#### WHAT TO PRODUCE:
Tally each line where the word "document" occurs, then give only the total.

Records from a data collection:
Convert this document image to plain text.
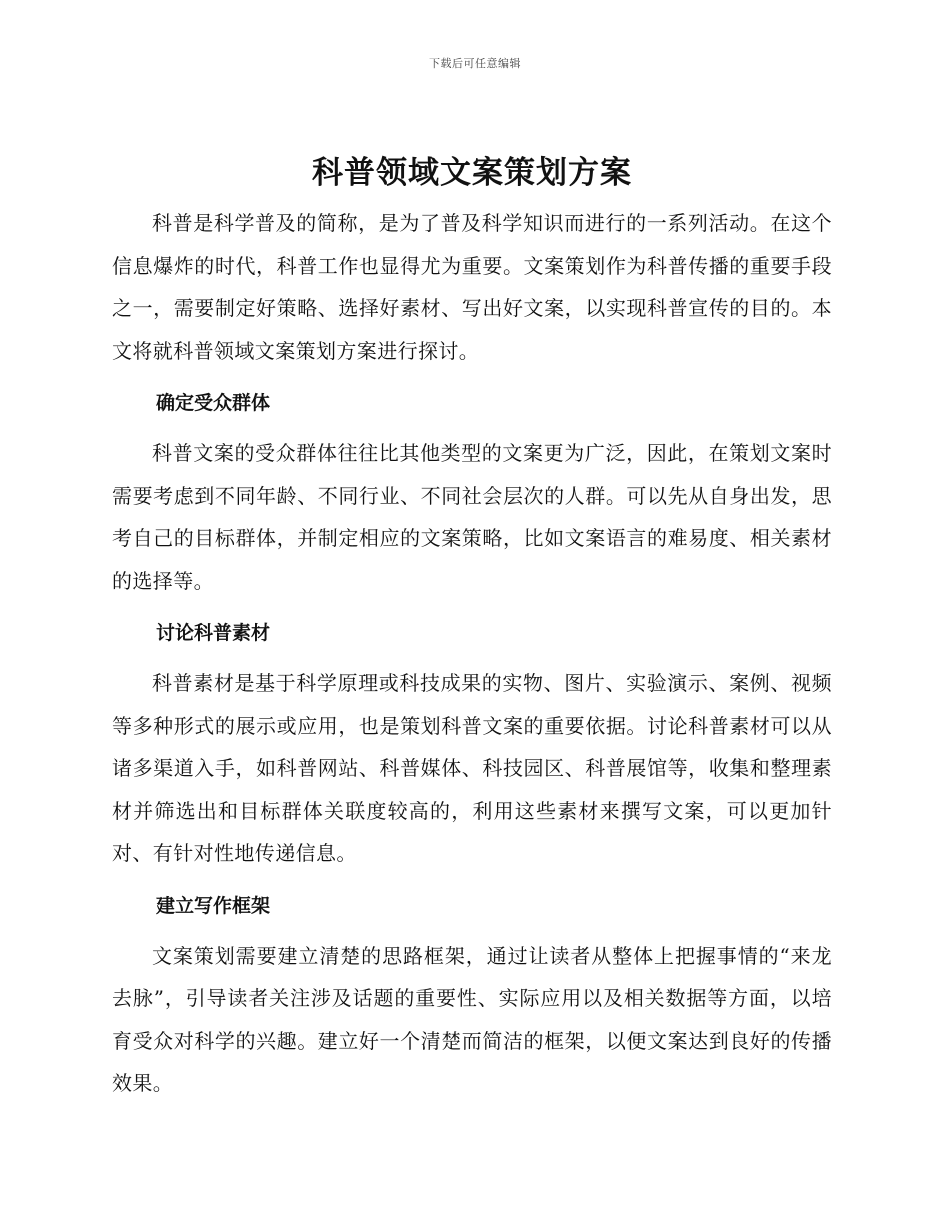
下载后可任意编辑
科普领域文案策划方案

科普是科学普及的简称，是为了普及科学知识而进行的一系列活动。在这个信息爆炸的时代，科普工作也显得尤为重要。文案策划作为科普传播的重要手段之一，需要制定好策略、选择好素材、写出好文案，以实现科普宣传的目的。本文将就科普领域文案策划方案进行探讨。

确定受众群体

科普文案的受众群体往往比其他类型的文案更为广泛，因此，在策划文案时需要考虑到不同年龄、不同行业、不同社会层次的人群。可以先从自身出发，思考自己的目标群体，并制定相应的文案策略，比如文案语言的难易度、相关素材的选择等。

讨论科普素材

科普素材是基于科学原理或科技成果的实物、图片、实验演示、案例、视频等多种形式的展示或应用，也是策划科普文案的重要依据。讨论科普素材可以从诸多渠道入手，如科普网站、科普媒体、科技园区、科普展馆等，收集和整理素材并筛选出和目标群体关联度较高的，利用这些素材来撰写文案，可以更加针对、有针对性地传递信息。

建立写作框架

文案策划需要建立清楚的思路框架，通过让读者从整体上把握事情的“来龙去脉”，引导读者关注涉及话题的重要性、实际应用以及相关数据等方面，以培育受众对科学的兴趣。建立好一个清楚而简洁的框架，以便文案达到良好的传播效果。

==

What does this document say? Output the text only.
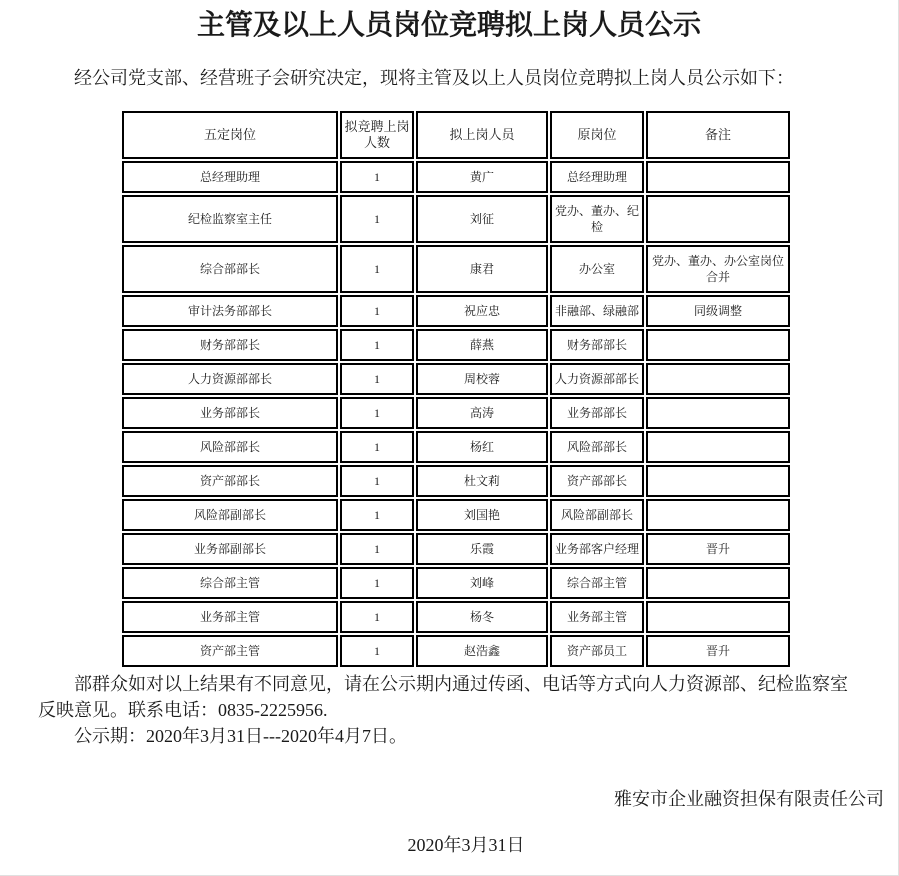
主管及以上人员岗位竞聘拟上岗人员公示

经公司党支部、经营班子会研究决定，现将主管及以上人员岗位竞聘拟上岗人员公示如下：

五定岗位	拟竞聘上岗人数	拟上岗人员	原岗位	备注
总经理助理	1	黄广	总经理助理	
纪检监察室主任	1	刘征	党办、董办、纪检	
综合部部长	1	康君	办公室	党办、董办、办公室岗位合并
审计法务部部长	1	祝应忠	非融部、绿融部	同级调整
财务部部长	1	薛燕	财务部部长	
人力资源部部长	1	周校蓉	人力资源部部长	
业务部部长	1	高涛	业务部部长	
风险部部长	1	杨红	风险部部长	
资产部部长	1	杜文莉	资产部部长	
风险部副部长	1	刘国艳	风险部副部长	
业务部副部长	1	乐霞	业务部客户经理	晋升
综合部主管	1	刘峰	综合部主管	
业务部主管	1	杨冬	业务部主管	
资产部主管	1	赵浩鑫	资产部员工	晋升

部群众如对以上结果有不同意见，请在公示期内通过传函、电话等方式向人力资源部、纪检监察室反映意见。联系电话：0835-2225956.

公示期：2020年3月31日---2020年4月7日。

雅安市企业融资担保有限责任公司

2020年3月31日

#### OUTPUT OF THE EXERCISE:
2